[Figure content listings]
════════════════════

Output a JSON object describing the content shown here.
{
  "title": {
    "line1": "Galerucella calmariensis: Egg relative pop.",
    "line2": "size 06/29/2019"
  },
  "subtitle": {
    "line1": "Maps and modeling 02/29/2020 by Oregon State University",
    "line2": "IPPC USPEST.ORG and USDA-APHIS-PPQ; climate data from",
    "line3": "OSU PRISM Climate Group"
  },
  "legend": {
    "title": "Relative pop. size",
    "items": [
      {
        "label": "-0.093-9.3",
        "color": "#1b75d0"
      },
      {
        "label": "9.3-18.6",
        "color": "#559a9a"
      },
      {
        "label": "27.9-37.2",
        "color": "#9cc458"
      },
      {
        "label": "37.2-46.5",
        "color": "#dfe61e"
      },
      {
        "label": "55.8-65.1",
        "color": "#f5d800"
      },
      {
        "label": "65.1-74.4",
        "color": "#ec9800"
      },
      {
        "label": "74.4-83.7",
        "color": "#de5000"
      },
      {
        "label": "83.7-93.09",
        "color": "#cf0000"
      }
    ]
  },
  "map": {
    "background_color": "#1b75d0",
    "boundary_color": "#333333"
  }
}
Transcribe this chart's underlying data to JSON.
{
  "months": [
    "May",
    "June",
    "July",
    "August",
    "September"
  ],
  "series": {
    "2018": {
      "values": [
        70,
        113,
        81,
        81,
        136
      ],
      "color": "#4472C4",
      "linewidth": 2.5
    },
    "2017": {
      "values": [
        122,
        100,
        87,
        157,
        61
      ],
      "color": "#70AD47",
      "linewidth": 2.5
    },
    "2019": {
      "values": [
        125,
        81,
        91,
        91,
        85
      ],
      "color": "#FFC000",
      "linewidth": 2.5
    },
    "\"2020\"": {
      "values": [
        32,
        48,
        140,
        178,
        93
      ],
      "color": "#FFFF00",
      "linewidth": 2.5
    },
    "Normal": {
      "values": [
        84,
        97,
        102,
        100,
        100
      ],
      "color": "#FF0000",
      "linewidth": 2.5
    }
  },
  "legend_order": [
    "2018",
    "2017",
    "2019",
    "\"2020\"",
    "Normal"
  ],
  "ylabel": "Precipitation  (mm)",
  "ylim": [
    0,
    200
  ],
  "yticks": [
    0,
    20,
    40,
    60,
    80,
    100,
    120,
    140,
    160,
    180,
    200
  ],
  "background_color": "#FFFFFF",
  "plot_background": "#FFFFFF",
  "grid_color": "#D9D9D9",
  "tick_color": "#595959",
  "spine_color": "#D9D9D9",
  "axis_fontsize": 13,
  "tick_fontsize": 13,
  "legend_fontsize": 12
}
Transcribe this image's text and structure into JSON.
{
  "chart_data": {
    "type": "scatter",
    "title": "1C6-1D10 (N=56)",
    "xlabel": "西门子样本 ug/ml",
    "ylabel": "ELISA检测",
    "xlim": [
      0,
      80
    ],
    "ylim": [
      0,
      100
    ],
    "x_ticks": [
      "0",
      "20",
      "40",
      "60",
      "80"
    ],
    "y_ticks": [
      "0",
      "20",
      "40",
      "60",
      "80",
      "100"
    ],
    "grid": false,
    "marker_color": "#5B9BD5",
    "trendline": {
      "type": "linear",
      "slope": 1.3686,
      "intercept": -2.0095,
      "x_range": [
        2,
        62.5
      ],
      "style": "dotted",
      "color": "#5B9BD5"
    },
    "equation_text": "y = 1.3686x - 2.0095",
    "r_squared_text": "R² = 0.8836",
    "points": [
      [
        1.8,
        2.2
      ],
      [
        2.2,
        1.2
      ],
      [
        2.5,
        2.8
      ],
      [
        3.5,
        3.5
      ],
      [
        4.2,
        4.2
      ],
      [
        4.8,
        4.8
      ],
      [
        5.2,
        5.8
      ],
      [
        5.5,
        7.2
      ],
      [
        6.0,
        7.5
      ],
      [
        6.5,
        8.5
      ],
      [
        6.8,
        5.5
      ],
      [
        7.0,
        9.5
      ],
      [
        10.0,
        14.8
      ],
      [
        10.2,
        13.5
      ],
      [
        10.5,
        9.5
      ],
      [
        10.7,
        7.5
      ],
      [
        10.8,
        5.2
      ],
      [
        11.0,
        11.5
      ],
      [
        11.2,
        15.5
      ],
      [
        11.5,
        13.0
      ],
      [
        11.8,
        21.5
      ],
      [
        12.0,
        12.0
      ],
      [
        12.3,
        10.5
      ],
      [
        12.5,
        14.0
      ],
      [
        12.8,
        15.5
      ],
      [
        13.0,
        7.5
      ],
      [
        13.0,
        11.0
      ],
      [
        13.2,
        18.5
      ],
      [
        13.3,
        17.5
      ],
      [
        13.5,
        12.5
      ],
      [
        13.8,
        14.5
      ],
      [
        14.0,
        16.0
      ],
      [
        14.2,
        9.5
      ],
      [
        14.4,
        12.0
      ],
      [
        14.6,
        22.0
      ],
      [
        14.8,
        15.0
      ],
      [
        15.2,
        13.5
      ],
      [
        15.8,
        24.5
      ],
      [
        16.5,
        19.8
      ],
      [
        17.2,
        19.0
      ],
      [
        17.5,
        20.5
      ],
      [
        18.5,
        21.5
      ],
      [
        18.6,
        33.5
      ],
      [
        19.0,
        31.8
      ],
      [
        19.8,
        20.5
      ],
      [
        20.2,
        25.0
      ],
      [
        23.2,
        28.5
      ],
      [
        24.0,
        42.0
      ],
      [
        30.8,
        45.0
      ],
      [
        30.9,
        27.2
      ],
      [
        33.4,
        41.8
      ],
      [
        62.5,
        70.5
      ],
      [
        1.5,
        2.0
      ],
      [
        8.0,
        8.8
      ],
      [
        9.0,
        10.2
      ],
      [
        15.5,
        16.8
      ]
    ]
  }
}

════════════════════

▶ _YOUR OBJECTIVE_: Find every line in the records above that contains the word "this", and copy each one.

▶ _RESPONSE BELOW_:
Transcribe this chart's underlying data to JSON.
Transcribe this image's text and structure into JSON.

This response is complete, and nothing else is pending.